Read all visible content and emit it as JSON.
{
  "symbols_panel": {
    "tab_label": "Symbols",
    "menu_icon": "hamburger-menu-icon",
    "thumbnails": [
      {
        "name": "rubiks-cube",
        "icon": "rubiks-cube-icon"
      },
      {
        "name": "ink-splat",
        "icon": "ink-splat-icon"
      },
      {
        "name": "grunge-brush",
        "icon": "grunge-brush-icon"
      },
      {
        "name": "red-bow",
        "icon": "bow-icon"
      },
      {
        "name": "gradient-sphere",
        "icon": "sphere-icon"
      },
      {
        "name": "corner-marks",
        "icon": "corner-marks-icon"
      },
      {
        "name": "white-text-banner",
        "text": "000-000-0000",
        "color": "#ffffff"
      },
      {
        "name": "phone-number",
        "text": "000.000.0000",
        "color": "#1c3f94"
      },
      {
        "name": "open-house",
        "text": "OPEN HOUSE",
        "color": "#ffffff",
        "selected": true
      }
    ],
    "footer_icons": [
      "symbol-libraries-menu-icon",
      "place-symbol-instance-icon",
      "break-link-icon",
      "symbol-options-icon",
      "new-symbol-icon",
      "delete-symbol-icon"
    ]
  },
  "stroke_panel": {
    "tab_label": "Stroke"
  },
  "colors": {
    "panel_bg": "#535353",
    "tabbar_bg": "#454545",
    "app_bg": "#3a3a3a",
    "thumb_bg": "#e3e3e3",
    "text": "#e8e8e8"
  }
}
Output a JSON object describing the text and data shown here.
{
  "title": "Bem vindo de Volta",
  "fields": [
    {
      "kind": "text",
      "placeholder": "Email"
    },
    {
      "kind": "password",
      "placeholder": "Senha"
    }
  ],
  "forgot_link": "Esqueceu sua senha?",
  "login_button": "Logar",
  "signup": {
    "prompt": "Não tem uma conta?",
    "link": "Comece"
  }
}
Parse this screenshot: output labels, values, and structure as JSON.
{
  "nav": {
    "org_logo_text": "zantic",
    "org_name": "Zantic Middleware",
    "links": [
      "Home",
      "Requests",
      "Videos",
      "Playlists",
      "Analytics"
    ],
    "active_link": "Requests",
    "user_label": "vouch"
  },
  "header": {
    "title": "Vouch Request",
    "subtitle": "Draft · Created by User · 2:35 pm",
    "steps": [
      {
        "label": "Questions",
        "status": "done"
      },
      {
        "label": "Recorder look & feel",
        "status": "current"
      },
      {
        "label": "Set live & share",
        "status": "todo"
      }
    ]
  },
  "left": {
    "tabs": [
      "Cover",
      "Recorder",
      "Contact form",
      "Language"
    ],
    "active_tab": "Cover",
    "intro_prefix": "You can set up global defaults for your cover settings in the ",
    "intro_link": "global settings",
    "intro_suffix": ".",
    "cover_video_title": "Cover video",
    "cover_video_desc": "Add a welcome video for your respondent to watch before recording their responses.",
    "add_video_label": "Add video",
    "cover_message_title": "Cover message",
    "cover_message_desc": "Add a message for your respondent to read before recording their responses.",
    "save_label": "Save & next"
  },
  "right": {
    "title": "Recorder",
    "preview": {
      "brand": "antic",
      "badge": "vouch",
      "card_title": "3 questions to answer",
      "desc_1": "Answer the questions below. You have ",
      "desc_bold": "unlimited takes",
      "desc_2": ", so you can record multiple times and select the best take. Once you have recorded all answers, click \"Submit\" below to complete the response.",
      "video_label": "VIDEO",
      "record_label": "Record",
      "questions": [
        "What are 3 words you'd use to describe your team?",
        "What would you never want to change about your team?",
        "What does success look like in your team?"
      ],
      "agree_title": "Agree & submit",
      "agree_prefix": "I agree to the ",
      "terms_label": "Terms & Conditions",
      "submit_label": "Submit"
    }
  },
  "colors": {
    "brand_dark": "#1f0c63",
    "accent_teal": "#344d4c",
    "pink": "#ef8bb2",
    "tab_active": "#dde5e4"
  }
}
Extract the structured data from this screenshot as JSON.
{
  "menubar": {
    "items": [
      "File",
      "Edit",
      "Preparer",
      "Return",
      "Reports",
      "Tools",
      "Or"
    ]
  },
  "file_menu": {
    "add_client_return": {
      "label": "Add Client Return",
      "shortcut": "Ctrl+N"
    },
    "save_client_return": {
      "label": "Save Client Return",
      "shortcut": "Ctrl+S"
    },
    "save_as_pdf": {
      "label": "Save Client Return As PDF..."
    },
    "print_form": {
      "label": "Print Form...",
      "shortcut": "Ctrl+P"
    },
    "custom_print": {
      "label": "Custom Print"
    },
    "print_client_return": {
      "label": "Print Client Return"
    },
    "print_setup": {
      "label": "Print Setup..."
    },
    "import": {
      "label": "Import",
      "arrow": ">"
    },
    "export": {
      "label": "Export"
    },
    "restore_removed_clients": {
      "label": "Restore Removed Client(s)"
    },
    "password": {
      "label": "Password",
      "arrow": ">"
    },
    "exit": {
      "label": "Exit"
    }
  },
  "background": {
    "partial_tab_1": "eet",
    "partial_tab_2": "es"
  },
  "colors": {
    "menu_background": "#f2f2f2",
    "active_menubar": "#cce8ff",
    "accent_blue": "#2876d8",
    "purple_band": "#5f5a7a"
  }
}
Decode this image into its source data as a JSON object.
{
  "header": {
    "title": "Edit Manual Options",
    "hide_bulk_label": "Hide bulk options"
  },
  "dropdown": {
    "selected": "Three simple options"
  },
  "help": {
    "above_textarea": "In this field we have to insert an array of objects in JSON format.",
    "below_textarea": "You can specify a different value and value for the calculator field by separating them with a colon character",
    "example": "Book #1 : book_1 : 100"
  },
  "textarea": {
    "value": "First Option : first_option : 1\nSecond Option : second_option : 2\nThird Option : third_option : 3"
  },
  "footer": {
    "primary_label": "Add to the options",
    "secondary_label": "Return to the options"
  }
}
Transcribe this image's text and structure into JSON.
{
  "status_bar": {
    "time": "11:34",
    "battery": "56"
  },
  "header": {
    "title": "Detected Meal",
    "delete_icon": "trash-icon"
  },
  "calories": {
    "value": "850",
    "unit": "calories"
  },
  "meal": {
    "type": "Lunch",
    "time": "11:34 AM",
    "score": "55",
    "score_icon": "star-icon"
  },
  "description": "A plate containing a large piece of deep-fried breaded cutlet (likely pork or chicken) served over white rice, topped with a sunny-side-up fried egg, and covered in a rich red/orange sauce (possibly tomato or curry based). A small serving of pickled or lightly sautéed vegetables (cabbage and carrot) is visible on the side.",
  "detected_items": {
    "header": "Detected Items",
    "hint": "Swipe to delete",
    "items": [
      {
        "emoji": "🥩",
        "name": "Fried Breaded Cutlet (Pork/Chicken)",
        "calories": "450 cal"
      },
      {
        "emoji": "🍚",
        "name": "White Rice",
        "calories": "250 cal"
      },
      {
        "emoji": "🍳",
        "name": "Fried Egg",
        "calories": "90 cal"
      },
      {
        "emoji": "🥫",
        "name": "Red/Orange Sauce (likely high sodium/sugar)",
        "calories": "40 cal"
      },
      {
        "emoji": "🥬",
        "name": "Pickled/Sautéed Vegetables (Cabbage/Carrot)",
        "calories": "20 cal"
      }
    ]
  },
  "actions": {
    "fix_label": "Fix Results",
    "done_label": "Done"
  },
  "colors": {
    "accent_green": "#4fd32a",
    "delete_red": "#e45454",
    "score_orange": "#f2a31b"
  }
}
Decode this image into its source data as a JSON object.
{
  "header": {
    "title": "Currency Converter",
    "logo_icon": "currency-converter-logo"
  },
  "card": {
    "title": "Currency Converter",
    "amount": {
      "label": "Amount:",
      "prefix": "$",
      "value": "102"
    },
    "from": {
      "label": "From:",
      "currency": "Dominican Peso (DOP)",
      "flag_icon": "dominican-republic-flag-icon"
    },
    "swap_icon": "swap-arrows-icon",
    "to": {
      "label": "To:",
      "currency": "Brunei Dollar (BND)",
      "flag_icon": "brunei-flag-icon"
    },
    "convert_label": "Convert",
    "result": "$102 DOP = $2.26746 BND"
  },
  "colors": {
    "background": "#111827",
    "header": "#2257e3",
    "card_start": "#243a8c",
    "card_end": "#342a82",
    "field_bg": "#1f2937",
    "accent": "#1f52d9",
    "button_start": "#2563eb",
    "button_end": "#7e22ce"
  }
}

━━━━━━

# [PROBLEM TO SOLVE]
Scan the lines for the string "respondent". Pick out every line that has it.

# [SOLUTION TO THE EXERCISE]
    "cover_video_desc": "Add a welcome video for your respondent to watch before recording their responses.",
    "cover_message_desc": "Add a message for your respondent to read before recording their responses.",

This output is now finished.